--- Begin ---

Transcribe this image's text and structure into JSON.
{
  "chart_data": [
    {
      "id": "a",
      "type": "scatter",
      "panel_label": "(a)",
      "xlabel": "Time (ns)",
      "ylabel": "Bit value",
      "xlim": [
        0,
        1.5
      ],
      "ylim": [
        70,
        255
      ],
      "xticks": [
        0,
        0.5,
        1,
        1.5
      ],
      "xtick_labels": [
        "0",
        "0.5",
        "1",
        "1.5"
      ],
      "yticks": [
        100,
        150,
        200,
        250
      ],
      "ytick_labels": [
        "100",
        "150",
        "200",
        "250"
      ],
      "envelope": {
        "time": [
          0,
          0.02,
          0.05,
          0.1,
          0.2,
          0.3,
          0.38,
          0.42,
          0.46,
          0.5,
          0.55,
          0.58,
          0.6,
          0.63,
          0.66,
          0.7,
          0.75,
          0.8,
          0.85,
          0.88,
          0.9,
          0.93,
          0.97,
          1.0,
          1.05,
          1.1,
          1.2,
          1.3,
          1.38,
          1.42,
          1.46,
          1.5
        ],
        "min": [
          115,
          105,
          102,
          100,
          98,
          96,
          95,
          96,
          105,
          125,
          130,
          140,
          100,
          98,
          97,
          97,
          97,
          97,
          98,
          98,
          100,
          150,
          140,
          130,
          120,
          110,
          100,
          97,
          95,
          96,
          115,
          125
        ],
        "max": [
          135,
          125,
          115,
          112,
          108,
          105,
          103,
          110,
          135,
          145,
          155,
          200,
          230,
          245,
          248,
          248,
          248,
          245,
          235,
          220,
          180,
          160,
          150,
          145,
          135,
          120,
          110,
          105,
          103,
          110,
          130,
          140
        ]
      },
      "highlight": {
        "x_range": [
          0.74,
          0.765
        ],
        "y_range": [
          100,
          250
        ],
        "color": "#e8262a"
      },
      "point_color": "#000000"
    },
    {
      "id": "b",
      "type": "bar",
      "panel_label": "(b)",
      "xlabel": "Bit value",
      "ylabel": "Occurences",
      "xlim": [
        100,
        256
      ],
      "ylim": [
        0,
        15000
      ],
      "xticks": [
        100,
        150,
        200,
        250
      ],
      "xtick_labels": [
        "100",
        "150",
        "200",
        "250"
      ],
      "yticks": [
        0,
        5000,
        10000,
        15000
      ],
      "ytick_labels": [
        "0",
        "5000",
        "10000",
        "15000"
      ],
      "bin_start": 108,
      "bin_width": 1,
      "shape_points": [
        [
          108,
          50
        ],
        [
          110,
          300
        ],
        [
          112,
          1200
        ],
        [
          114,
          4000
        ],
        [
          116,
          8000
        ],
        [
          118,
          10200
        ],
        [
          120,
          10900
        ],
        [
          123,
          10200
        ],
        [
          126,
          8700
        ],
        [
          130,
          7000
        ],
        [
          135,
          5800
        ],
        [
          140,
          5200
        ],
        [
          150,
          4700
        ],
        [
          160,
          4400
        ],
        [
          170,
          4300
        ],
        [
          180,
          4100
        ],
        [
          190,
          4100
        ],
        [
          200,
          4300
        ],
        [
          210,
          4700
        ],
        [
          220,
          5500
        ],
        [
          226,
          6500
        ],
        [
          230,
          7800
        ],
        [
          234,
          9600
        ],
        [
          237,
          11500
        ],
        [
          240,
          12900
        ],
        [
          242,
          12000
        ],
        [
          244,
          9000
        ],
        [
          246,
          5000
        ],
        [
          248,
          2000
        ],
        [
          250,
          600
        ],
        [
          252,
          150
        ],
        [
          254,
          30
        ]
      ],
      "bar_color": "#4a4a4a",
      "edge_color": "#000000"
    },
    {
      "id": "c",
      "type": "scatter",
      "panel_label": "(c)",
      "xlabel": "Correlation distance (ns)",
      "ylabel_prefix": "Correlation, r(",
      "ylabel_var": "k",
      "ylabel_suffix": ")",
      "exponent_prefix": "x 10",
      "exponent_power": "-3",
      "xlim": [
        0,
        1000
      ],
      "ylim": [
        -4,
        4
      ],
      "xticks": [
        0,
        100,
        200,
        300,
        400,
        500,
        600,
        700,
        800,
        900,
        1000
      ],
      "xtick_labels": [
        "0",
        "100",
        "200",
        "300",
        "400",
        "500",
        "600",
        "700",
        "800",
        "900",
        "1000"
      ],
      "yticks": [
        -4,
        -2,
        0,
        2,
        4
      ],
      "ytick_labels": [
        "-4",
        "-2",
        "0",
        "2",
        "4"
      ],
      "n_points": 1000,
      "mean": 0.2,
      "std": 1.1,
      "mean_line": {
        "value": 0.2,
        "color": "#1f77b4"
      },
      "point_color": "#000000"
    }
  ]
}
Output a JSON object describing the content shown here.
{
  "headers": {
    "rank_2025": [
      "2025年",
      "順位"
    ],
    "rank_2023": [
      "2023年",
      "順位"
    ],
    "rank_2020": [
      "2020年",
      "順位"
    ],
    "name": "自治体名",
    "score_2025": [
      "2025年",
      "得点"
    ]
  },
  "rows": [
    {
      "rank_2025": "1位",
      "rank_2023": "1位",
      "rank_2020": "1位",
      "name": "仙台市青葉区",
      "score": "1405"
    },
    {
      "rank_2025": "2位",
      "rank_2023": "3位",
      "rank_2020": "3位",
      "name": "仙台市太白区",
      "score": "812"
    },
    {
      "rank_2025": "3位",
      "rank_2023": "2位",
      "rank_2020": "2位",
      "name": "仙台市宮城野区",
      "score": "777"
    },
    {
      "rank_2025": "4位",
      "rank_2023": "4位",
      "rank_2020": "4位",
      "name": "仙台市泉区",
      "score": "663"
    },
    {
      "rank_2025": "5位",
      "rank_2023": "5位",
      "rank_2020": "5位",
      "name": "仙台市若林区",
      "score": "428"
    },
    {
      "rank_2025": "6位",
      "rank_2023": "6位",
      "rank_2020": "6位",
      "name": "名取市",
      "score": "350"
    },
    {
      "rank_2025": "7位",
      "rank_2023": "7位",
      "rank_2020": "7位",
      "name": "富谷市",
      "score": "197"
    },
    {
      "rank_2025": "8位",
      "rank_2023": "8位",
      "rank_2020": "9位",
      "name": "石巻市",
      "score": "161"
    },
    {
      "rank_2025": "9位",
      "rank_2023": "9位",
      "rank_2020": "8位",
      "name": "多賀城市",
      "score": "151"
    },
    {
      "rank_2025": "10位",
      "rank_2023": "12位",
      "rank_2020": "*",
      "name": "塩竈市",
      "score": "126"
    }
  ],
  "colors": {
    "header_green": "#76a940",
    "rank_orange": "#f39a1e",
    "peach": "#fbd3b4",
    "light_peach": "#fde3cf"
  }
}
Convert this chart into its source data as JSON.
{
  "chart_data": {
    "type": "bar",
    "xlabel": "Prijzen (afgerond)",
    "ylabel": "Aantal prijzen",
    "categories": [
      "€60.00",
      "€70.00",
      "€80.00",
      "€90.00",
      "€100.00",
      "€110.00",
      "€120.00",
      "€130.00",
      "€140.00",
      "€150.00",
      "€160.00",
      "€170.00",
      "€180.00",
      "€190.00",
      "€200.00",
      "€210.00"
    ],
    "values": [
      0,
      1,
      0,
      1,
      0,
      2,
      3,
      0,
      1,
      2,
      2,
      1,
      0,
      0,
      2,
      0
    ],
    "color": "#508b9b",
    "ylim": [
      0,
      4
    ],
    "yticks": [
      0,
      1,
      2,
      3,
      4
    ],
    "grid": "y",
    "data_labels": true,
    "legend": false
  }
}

--- End ---

Reproduce the material exactly, with every line intact.

Transcribe this image's text and structure into JSON.
{
  "chart_data": [
    {
      "id": "a",
      "type": "scatter",
      "panel_label": "(a)",
      "xlabel": "Time (ns)",
      "ylabel": "Bit value",
      "xlim": [
        0,
        1.5
      ],
      "ylim": [
        70,
        255
      ],
      "xticks": [
        0,
        0.5,
        1,
        1.5
      ],
      "xtick_labels": [
        "0",
        "0.5",
        "1",
        "1.5"
      ],
      "yticks": [
        100,
        150,
        200,
        250
      ],
      "ytick_labels": [
        "100",
        "150",
        "200",
        "250"
      ],
      "envelope": {
        "time": [
          0,
          0.02,
          0.05,
          0.1,
          0.2,
          0.3,
          0.38,
          0.42,
          0.46,
          0.5,
          0.55,
          0.58,
          0.6,
          0.63,
          0.66,
          0.7,
          0.75,
          0.8,
          0.85,
          0.88,
          0.9,
          0.93,
          0.97,
          1.0,
          1.05,
          1.1,
          1.2,
          1.3,
          1.38,
          1.42,
          1.46,
          1.5
        ],
        "min": [
          115,
          105,
          102,
          100,
          98,
          96,
          95,
          96,
          105,
          125,
          130,
          140,
          100,
          98,
          97,
          97,
          97,
          97,
          98,
          98,
          100,
          150,
          140,
          130,
          120,
          110,
          100,
          97,
          95,
          96,
          115,
          125
        ],
        "max": [
          135,
          125,
          115,
          112,
          108,
          105,
          103,
          110,
          135,
          145,
          155,
          200,
          230,
          245,
          248,
          248,
          248,
          245,
          235,
          220,
          180,
          160,
          150,
          145,
          135,
          120,
          110,
          105,
          103,
          110,
          130,
          140
        ]
      },
      "highlight": {
        "x_range": [
          0.74,
          0.765
        ],
        "y_range": [
          100,
          250
        ],
        "color": "#e8262a"
      },
      "point_color": "#000000"
    },
    {
      "id": "b",
      "type": "bar",
      "panel_label": "(b)",
      "xlabel": "Bit value",
      "ylabel": "Occurences",
      "xlim": [
        100,
        256
      ],
      "ylim": [
        0,
        15000
      ],
      "xticks": [
        100,
        150,
        200,
        250
      ],
      "xtick_labels": [
        "100",
        "150",
        "200",
        "250"
      ],
      "yticks": [
        0,
        5000,
        10000,
        15000
      ],
      "ytick_labels": [
        "0",
        "5000",
        "10000",
        "15000"
      ],
      "bin_start": 108,
      "bin_width": 1,
      "shape_points": [
        [
          108,
          50
        ],
        [
          110,
          300
        ],
        [
          112,
          1200
        ],
        [
          114,
          4000
        ],
        [
          116,
          8000
        ],
        [
          118,
          10200
        ],
        [
          120,
          10900
        ],
        [
          123,
          10200
        ],
        [
          126,
          8700
        ],
        [
          130,
          7000
        ],
        [
          135,
          5800
        ],
        [
          140,
          5200
        ],
        [
          150,
          4700
        ],
        [
          160,
          4400
        ],
        [
          170,
          4300
        ],
        [
          180,
          4100
        ],
        [
          190,
          4100
        ],
        [
          200,
          4300
        ],
        [
          210,
          4700
        ],
        [
          220,
          5500
        ],
        [
          226,
          6500
        ],
        [
          230,
          7800
        ],
        [
          234,
          9600
        ],
        [
          237,
          11500
        ],
        [
          240,
          12900
        ],
        [
          242,
          12000
        ],
        [
          244,
          9000
        ],
        [
          246,
          5000
        ],
        [
          248,
          2000
        ],
        [
          250,
          600
        ],
        [
          252,
          150
        ],
        [
          254,
          30
        ]
      ],
      "bar_color": "#4a4a4a",
      "edge_color": "#000000"
    },
    {
      "id": "c",
      "type": "scatter",
      "panel_label": "(c)",
      "xlabel": "Correlation distance (ns)",
      "ylabel_prefix": "Correlation, r(",
      "ylabel_var": "k",
      "ylabel_suffix": ")",
      "exponent_prefix": "x 10",
      "exponent_power": "-3",
      "xlim": [
        0,
        1000
      ],
      "ylim": [
        -4,
        4
      ],
      "xticks": [
        0,
        100,
        200,
        300,
        400,
        500,
        600,
        700,
        800,
        900,
        1000
      ],
      "xtick_labels": [
        "0",
        "100",
        "200",
        "300",
        "400",
        "500",
        "600",
        "700",
        "800",
        "900",
        "1000"
      ],
      "yticks": [
        -4,
        -2,
        0,
        2,
        4
      ],
      "ytick_labels": [
        "-4",
        "-2",
        "0",
        "2",
        "4"
      ],
      "n_points": 1000,
      "mean": 0.2,
      "std": 1.1,
      "mean_line": {
        "value": 0.2,
        "color": "#1f77b4"
      },
      "point_color": "#000000"
    }
  ]
}
Output a JSON object describing the content shown here.
{
  "headers": {
    "rank_2025": [
      "2025年",
      "順位"
    ],
    "rank_2023": [
      "2023年",
      "順位"
    ],
    "rank_2020": [
      "2020年",
      "順位"
    ],
    "name": "自治体名",
    "score_2025": [
      "2025年",
      "得点"
    ]
  },
  "rows": [
    {
      "rank_2025": "1位",
      "rank_2023": "1位",
      "rank_2020": "1位",
      "name": "仙台市青葉区",
      "score": "1405"
    },
    {
      "rank_2025": "2位",
      "rank_2023": "3位",
      "rank_2020": "3位",
      "name": "仙台市太白区",
      "score": "812"
    },
    {
      "rank_2025": "3位",
      "rank_2023": "2位",
      "rank_2020": "2位",
      "name": "仙台市宮城野区",
      "score": "777"
    },
    {
      "rank_2025": "4位",
      "rank_2023": "4位",
      "rank_2020": "4位",
      "name": "仙台市泉区",
      "score": "663"
    },
    {
      "rank_2025": "5位",
      "rank_2023": "5位",
      "rank_2020": "5位",
      "name": "仙台市若林区",
      "score": "428"
    },
    {
      "rank_2025": "6位",
      "rank_2023": "6位",
      "rank_2020": "6位",
      "name": "名取市",
      "score": "350"
    },
    {
      "rank_2025": "7位",
      "rank_2023": "7位",
      "rank_2020": "7位",
      "name": "富谷市",
      "score": "197"
    },
    {
      "rank_2025": "8位",
      "rank_2023": "8位",
      "rank_2020": "9位",
      "name": "石巻市",
      "score": "161"
    },
    {
      "rank_2025": "9位",
      "rank_2023": "9位",
      "rank_2020": "8位",
      "name": "多賀城市",
      "score": "151"
    },
    {
      "rank_2025": "10位",
      "rank_2023": "12位",
      "rank_2020": "*",
      "name": "塩竈市",
      "score": "126"
    }
  ],
  "colors": {
    "header_green": "#76a940",
    "rank_orange": "#f39a1e",
    "peach": "#fbd3b4",
    "light_peach": "#fde3cf"
  }
}
Convert this chart into its source data as JSON.
{
  "chart_data": {
    "type": "bar",
    "xlabel": "Prijzen (afgerond)",
    "ylabel": "Aantal prijzen",
    "categories": [
      "€60.00",
      "€70.00",
      "€80.00",
      "€90.00",
      "€100.00",
      "€110.00",
      "€120.00",
      "€130.00",
      "€140.00",
      "€150.00",
      "€160.00",
      "€170.00",
      "€180.00",
      "€190.00",
      "€200.00",
      "€210.00"
    ],
    "values": [
      0,
      1,
      0,
      1,
      0,
      2,
      3,
      0,
      1,
      2,
      2,
      1,
      0,
      0,
      2,
      0
    ],
    "color": "#508b9b",
    "ylim": [
      0,
      4
    ],
    "yticks": [
      0,
      1,
      2,
      3,
      4
    ],
    "grid": "y",
    "data_labels": true,
    "legend": false
  }
}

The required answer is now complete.